> **Exercise**:
Give every entry again, word for word.

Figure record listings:

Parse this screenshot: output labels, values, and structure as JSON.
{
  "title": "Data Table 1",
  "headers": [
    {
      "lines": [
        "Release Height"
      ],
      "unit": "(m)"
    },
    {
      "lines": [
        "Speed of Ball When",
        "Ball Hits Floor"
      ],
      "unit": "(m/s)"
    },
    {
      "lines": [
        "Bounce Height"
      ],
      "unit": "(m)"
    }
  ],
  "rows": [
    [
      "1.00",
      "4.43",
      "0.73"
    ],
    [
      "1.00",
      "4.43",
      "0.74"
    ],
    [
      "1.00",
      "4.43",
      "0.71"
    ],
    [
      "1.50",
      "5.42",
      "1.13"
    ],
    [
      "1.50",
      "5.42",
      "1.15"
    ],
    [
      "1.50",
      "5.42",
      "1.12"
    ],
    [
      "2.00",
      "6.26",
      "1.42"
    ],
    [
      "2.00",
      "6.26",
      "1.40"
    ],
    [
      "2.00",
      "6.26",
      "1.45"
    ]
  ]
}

> **Exercise output**:
Parse this screenshot: output labels, values, and structure as JSON.
{
  "title": "Data Table 1",
  "headers": [
    {
      "lines": [
        "Release Height"
      ],
      "unit": "(m)"
    },
    {
      "lines": [
        "Speed of Ball When",
        "Ball Hits Floor"
      ],
      "unit": "(m/s)"
    },
    {
      "lines": [
        "Bounce Height"
      ],
      "unit": "(m)"
    }
  ],
  "rows": [
    [
      "1.00",
      "4.43",
      "0.73"
    ],
    [
      "1.00",
      "4.43",
      "0.74"
    ],
    [
      "1.00",
      "4.43",
      "0.71"
    ],
    [
      "1.50",
      "5.42",
      "1.13"
    ],
    [
      "1.50",
      "5.42",
      "1.15"
    ],
    [
      "1.50",
      "5.42",
      "1.12"
    ],
    [
      "2.00",
      "6.26",
      "1.42"
    ],
    [
      "2.00",
      "6.26",
      "1.40"
    ],
    [
      "2.00",
      "6.26",
      "1.45"
    ]
  ]
}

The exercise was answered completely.